* begin Data entries *
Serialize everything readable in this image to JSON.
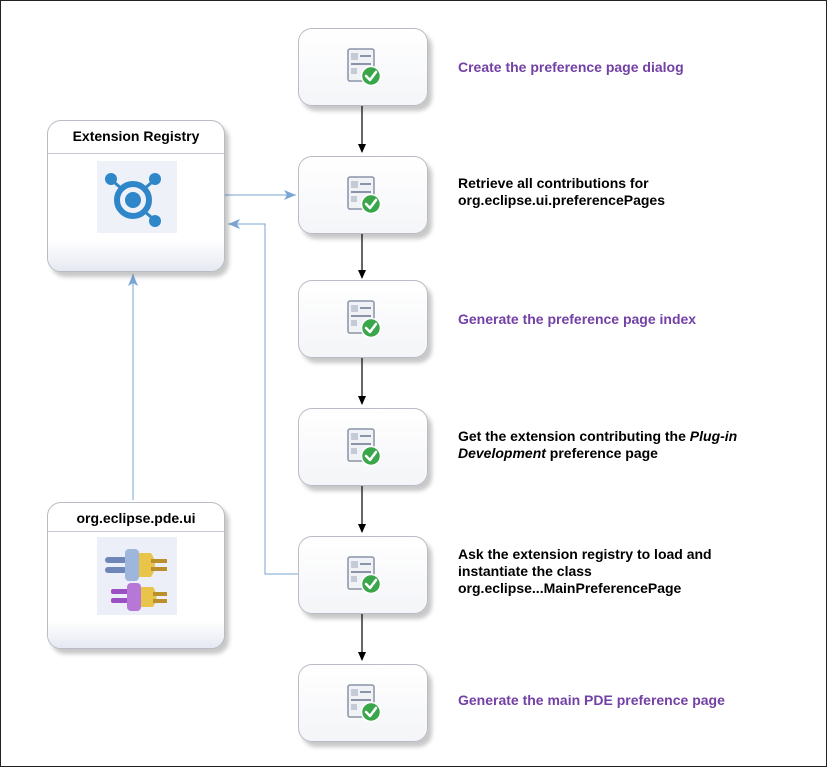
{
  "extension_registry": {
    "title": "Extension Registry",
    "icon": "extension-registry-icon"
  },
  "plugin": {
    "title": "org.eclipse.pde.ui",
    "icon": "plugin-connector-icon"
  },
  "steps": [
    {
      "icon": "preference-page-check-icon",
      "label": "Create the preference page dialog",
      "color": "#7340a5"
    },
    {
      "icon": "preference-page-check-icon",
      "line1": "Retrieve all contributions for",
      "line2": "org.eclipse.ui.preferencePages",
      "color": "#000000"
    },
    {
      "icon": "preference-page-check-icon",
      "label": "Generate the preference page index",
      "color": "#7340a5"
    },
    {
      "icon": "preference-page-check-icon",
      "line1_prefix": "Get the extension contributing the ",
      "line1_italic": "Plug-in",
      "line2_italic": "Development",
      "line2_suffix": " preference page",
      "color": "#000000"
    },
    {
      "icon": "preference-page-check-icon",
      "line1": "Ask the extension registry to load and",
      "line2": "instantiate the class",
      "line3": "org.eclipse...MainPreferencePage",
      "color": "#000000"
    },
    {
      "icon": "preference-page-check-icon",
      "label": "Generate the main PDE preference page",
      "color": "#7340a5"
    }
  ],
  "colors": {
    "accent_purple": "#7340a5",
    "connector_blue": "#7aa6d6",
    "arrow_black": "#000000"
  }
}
* end Data entries *
Short problem: Where a line of the material above holds the string "Generate", copy that line.

Finished task:
      "label": "Generate the preference page index",
      "label": "Generate the main PDE preference page",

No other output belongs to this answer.